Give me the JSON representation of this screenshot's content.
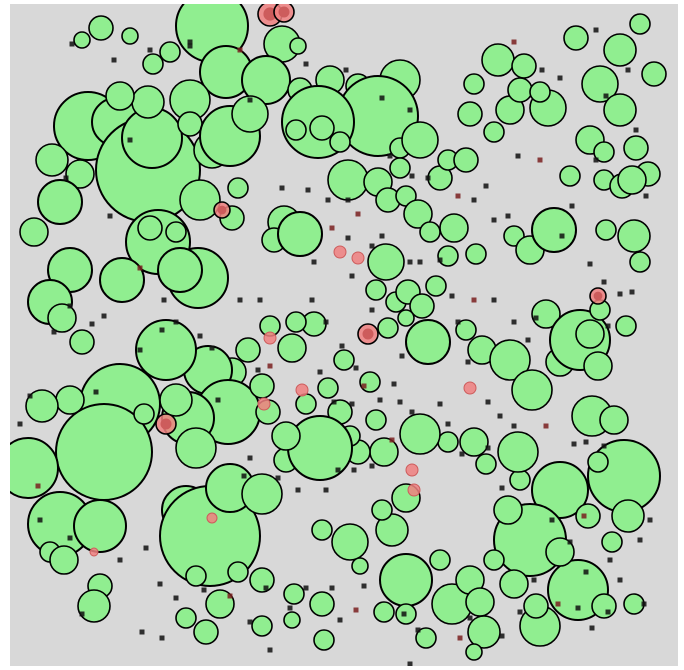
{
  "colors": {
    "arena_bg": "#d8d8d8",
    "player_fill": "#90ee90",
    "enemy_fill": "#f08080",
    "enemy_core": "#cd5c5c",
    "outline": "#000000",
    "speck_dark": "#111111",
    "speck_red": "#7a2020"
  },
  "icons": {
    "player_cell": "circle-green-icon",
    "enemy_cell": "circle-red-icon",
    "food_speck": "square-dot-icon"
  }
}
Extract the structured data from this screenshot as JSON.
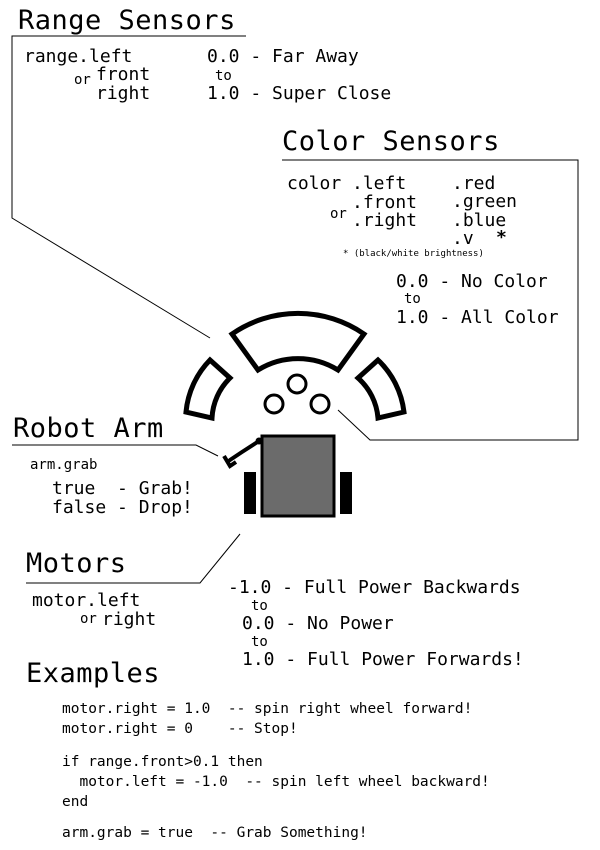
{
  "range_sensors": {
    "heading": "Range Sensors",
    "var": "range.left",
    "or": "or",
    "front": "front",
    "right": "right",
    "min": "0.0 - Far Away",
    "to": "to",
    "max": "1.0 - Super Close"
  },
  "color_sensors": {
    "heading": "Color Sensors",
    "var": "color",
    "left": ".left",
    "front": ".front",
    "or": "or",
    "right": ".right",
    "red": ".red",
    "green": ".green",
    "blue": ".blue",
    "v": ".v",
    "star": "*",
    "note": "* (black/white brightness)",
    "min": "0.0 - No Color",
    "to": "to",
    "max": "1.0 - All Color"
  },
  "robot_arm": {
    "heading": "Robot Arm",
    "var": "arm.grab",
    "true_line": "true  - Grab!",
    "false_line": "false - Drop!"
  },
  "motors": {
    "heading": "Motors",
    "var": "motor.left",
    "or": "or",
    "right": "right",
    "min": "-1.0 - Full Power Backwards",
    "to1": "to",
    "mid": "0.0 - No Power",
    "to2": "to",
    "max": "1.0 - Full Power Forwards!"
  },
  "examples": {
    "heading": "Examples",
    "line1": "motor.right = 1.0  -- spin right wheel forward!",
    "line2": "motor.right = 0    -- Stop!",
    "line3": "if range.front>0.1 then",
    "line4": "  motor.left = -1.0  -- spin left wheel backward!",
    "line5": "end",
    "line6": "arm.grab = true  -- Grab Something!"
  }
}
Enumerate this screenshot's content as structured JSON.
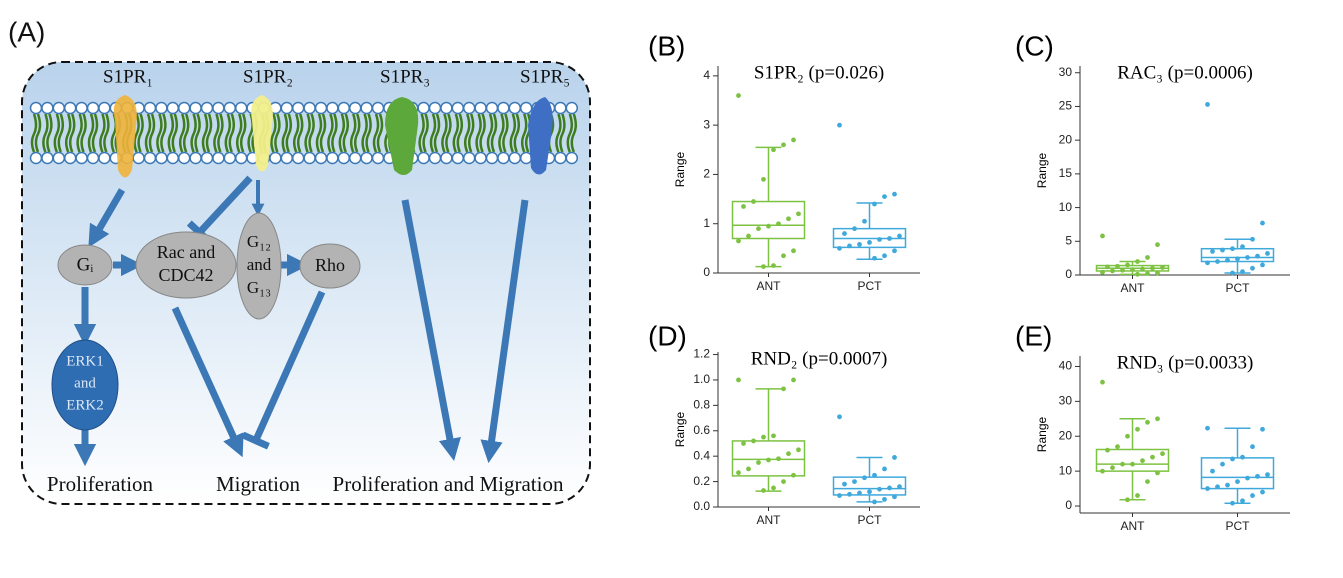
{
  "diagram": {
    "label": "(A)",
    "receptors": [
      "S1PR₁",
      "S1PR₂",
      "S1PR₃",
      "S1PR₅"
    ],
    "nodes": {
      "gi": "Gᵢ",
      "rac": [
        "Rac and",
        "CDC42"
      ],
      "g12": [
        "G₁₂",
        "and",
        "G₁₃"
      ],
      "rho": "Rho",
      "erk": [
        "ERK1",
        "and",
        "ERK2"
      ]
    },
    "outputs": [
      "Proliferation",
      "Migration",
      "Proliferation and Migration"
    ]
  },
  "chart_data": [
    {
      "type": "box",
      "label": "(B)",
      "title": "S1PR₂ (p=0.026)",
      "ylabel": "Range",
      "ylim": [
        0,
        4.2
      ],
      "yticks": [
        0,
        1,
        2,
        3,
        4
      ],
      "series": [
        {
          "name": "ANT",
          "color": "#7dc242",
          "min": 0.13,
          "q1": 0.7,
          "median": 0.97,
          "q3": 1.45,
          "max": 2.55,
          "points": [
            3.6,
            2.7,
            2.6,
            2.5,
            1.9,
            1.45,
            1.35,
            1.2,
            1.1,
            1.0,
            0.95,
            0.9,
            0.75,
            0.65,
            0.45,
            0.35,
            0.15,
            0.13
          ]
        },
        {
          "name": "PCT",
          "color": "#3fa9dc",
          "min": 0.28,
          "q1": 0.52,
          "median": 0.7,
          "q3": 0.9,
          "max": 1.42,
          "points": [
            3.0,
            1.6,
            1.55,
            1.4,
            1.05,
            0.9,
            0.8,
            0.75,
            0.7,
            0.68,
            0.62,
            0.58,
            0.55,
            0.5,
            0.45,
            0.35,
            0.3
          ]
        }
      ]
    },
    {
      "type": "box",
      "label": "(C)",
      "title": "RAC₃ (p=0.0006)",
      "ylabel": "Range",
      "ylim": [
        0,
        31
      ],
      "yticks": [
        0,
        5,
        10,
        15,
        20,
        25,
        30
      ],
      "series": [
        {
          "name": "ANT",
          "color": "#7dc242",
          "min": 0.1,
          "q1": 0.6,
          "median": 1.0,
          "q3": 1.4,
          "max": 2.0,
          "points": [
            5.8,
            4.5,
            2.6,
            2.0,
            1.5,
            1.3,
            1.2,
            1.1,
            1.0,
            0.9,
            0.8,
            0.7,
            0.6,
            0.4,
            0.3,
            0.2,
            0.1
          ]
        },
        {
          "name": "PCT",
          "color": "#3fa9dc",
          "min": 0.3,
          "q1": 2.0,
          "median": 2.6,
          "q3": 3.9,
          "max": 5.3,
          "points": [
            25.3,
            7.7,
            5.3,
            4.2,
            3.9,
            3.7,
            3.5,
            3.2,
            2.8,
            2.6,
            2.4,
            2.2,
            2.0,
            1.8,
            1.5,
            1.0,
            0.5,
            0.3
          ]
        }
      ]
    },
    {
      "type": "box",
      "label": "(D)",
      "title": "RND₂ (p=0.0007)",
      "ylabel": "Range",
      "ylim": [
        0,
        1.22
      ],
      "yticks": [
        {
          "value": 0,
          "label": "0.0"
        },
        0.2,
        0.4,
        0.6,
        0.8,
        {
          "value": 1,
          "label": "1.0"
        },
        1.2
      ],
      "series": [
        {
          "name": "ANT",
          "color": "#7dc242",
          "min": 0.125,
          "q1": 0.245,
          "median": 0.375,
          "q3": 0.52,
          "max": 0.93,
          "points": [
            1.0,
            1.0,
            0.93,
            0.56,
            0.55,
            0.52,
            0.5,
            0.45,
            0.42,
            0.38,
            0.37,
            0.35,
            0.3,
            0.27,
            0.25,
            0.2,
            0.15,
            0.13
          ]
        },
        {
          "name": "PCT",
          "color": "#3fa9dc",
          "min": 0.04,
          "q1": 0.095,
          "median": 0.145,
          "q3": 0.235,
          "max": 0.39,
          "points": [
            0.71,
            0.39,
            0.3,
            0.25,
            0.23,
            0.2,
            0.18,
            0.16,
            0.15,
            0.14,
            0.12,
            0.11,
            0.1,
            0.09,
            0.08,
            0.06,
            0.04
          ]
        }
      ]
    },
    {
      "type": "box",
      "label": "(E)",
      "title": "RND₃ (p=0.0033)",
      "ylabel": "Range",
      "ylim": [
        -2,
        43
      ],
      "yticks": [
        0,
        10,
        20,
        30,
        40
      ],
      "series": [
        {
          "name": "ANT",
          "color": "#7dc242",
          "min": 1.8,
          "q1": 10,
          "median": 12,
          "q3": 16.2,
          "max": 25,
          "points": [
            35.5,
            25,
            24,
            22,
            20,
            17,
            16,
            15,
            14,
            13,
            12,
            12,
            11,
            10,
            9.5,
            7,
            3,
            1.8
          ]
        },
        {
          "name": "PCT",
          "color": "#3fa9dc",
          "min": 0.8,
          "q1": 5,
          "median": 8.2,
          "q3": 13.8,
          "max": 22.3,
          "points": [
            22.3,
            22,
            17,
            14,
            13.5,
            12,
            10,
            9,
            8.5,
            8,
            7,
            6,
            5.5,
            5,
            4,
            3,
            1.5,
            0.8
          ]
        }
      ]
    }
  ]
}
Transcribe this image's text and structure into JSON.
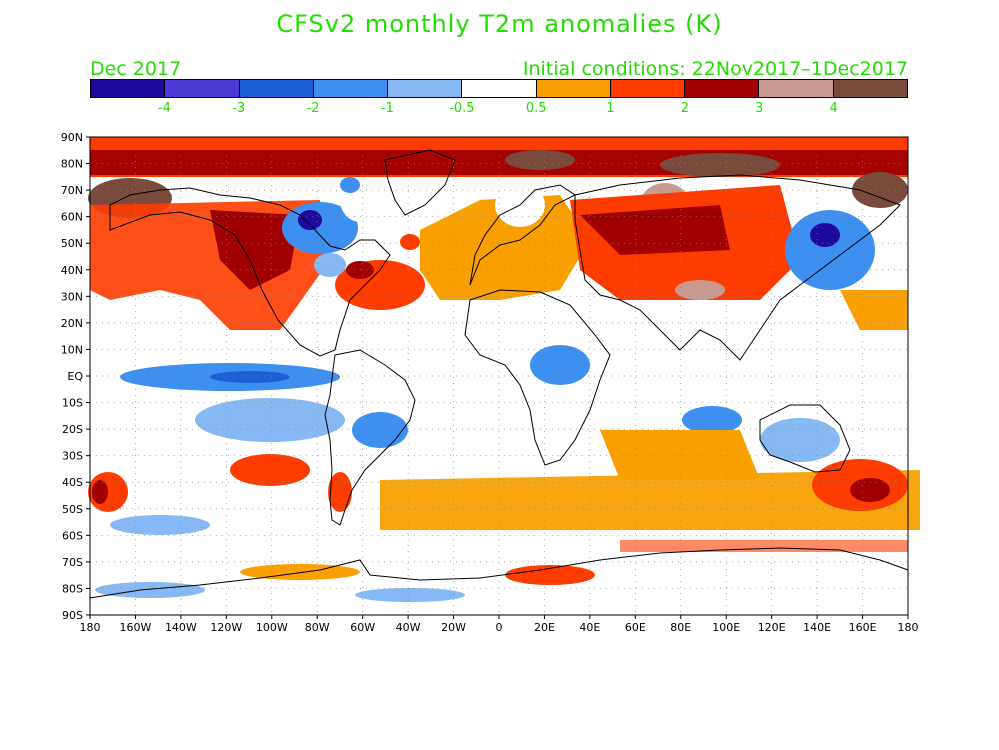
{
  "title": "CFSv2 monthly T2m anomalies (K)",
  "month": "Dec 2017",
  "initial_conditions": "Initial conditions: 22Nov2017–1Dec2017",
  "text_color": "#22dd00",
  "colorbar": {
    "colors": [
      "#1e0a9e",
      "#4b3ad6",
      "#1c5ed8",
      "#3d8ff0",
      "#86b8f4",
      "#ffffff",
      "#f9a000",
      "#ff3c00",
      "#a00000",
      "#c99a92",
      "#7a4a3c"
    ],
    "labels": [
      "-4",
      "-3",
      "-2",
      "-1",
      "-0.5",
      "0.5",
      "1",
      "2",
      "3",
      "4"
    ]
  },
  "map": {
    "lat_labels": [
      "90N",
      "80N",
      "70N",
      "60N",
      "50N",
      "40N",
      "30N",
      "20N",
      "10N",
      "EQ",
      "10S",
      "20S",
      "30S",
      "40S",
      "50S",
      "60S",
      "70S",
      "80S",
      "90S"
    ],
    "lon_labels": [
      "180",
      "160W",
      "140W",
      "120W",
      "100W",
      "80W",
      "60W",
      "40W",
      "20W",
      "0",
      "20E",
      "40E",
      "60E",
      "80E",
      "100E",
      "120E",
      "140E",
      "160E",
      "180"
    ]
  }
}
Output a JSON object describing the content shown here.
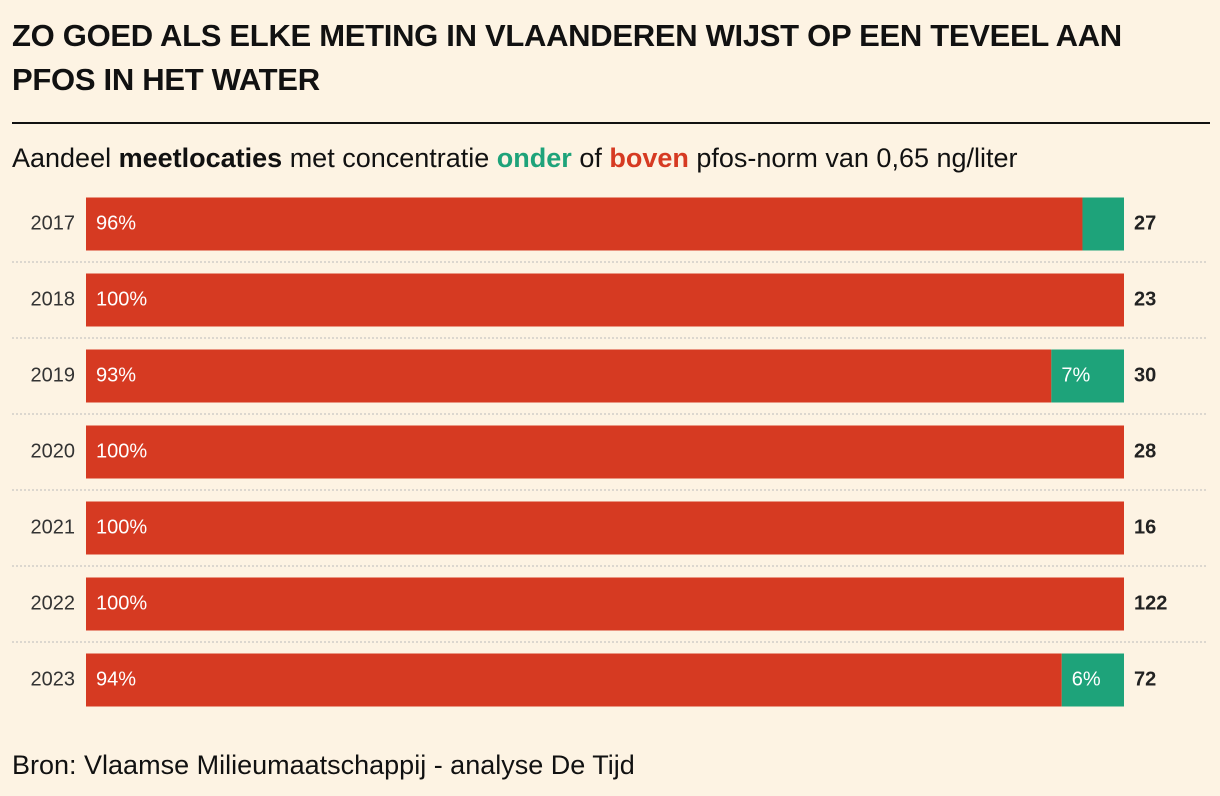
{
  "chart_data": {
    "type": "stacked-hbar",
    "title": "ZO GOED ALS ELKE METING IN VLAANDEREN WIJST OP EEN TEVEEL AAN PFOS IN HET WATER",
    "subtitle_parts": [
      "Aandeel ",
      "meetlocaties",
      " met concentratie ",
      " of ",
      " pfos-norm van 0,65 ng/liter"
    ],
    "categories": [
      "2017",
      "2018",
      "2019",
      "2020",
      "2021",
      "2022",
      "2023"
    ],
    "series": [
      {
        "name": "boven",
        "color": "#d63a22",
        "values": [
          96,
          100,
          93,
          100,
          100,
          100,
          94
        ],
        "value_labels": [
          "96%",
          "100%",
          "93%",
          "100%",
          "100%",
          "100%",
          "94%"
        ]
      },
      {
        "name": "onder",
        "color": "#1ea37a",
        "values": [
          4,
          0,
          7,
          0,
          0,
          0,
          6
        ],
        "value_labels": [
          null,
          null,
          "7%",
          null,
          null,
          null,
          "6%"
        ]
      }
    ],
    "sample_sizes": [
      27,
      23,
      30,
      28,
      16,
      122,
      72
    ],
    "xlim": [
      0,
      100
    ],
    "source": "Bron: Vlaamse Milieumaatschappij - analyse De Tijd"
  }
}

◇ ◇ ◇ ◇

Problem requirements
The answer is the number of lines in the preceding material that hold "circle"; write that number and nothing else.

Exercise response
2